PAGE EXCERPT →

Tesla infotainment system recall extended to UK cars

Customers are reportedly being prevented from using certain safety features, leading regulators to push for Tesla recall

Tesla recall

Tesla has issued a recall for almost 135,000 Model S and Model Xs in the United States, following disclosure from the National Highway Traffic Safety Administration (NHTSA) that infotainment displays are at risk of failing. 

Originally, the recall only affected US cars built before 2018 – but Tesla has since expanded the programme’s reach to UK cars of the same age. The firm says the recall is voluntary and is only required if the owner’s infotainment system is exhibiting signs of failure. The number of affected cars in the UK is as-yet unknown.

Teslas are reliant on their infotainment systems for key vehicle functions – and the faulty units in these earlier cars have reportedly prevented owners from using safety features such as the car’s rear view camera, and essentials like the indicators. A failure also means that drivers cannot access the windscreen defrost function, which the NHTSA said could pose a significant safety concern in adverse weather.

The inquiry has been ongoing since June of last year, and initially, Tesla tried to remedy the issue with over-the-air software updates and targeted repairs. However, NHTSA wasn’t satisfied with the quick fix and has requested an organised recall.

NHTSA has narrowed the issue down to a memory device. The infotainment hardware is only rated for 3,000 program-erase cycles before wearing out – after which it struggles to prevent the data it stores from becoming corrupted. This means the infotainment screen doesn’t have access to all of its software, which causes the loss of functions.

SOURCE EXCERPT →
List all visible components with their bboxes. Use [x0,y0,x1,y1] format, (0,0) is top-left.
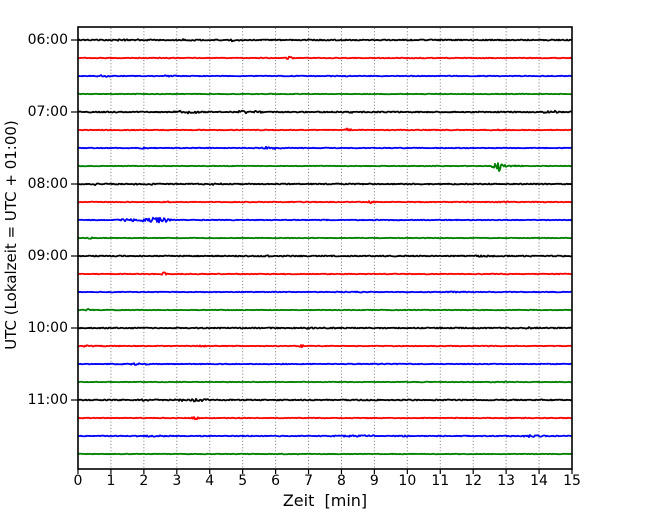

PROBLEM →
Reproduce the whole article on the Tesla infotainment recall word for word. This listing has nothing to do with the article on the Tesla infotainment recall.

WRITTEN ANSWER →
Tesla infotainment system recall extended to UK cars

Customers are reportedly being prevented from using certain safety features, leading regulators to push for Tesla recall

Tesla recall

Tesla has issued a recall for almost 135,000 Model S and Model Xs in the United States, following disclosure from the National Highway Traffic Safety Administration (NHTSA) that infotainment displays are at risk of failing. 

Originally, the recall only affected US cars built before 2018 – but Tesla has since expanded the programme’s reach to UK cars of the same age. The firm says the recall is voluntary and is only required if the owner’s infotainment system is exhibiting signs of failure. The number of affected cars in the UK is as-yet unknown.

Teslas are reliant on their infotainment systems for key vehicle functions – and the faulty units in these earlier cars have reportedly prevented owners from using safety features such as the car’s rear view camera, and essentials like the indicators. A failure also means that drivers cannot access the windscreen defrost function, which the NHTSA said could pose a significant safety concern in adverse weather.

The inquiry has been ongoing since June of last year, and initially, Tesla tried to remedy the issue with over-the-air software updates and targeted repairs. However, NHTSA wasn’t satisfied with the quick fix and has requested an organised recall.

NHTSA has narrowed the issue down to a memory device. The infotainment hardware is only rated for 3,000 program-erase cycles before wearing out – after which it struggles to prevent the data it stores from becoming corrupted. This means the infotainment screen doesn’t have access to all of its software, which causes the loss of functions.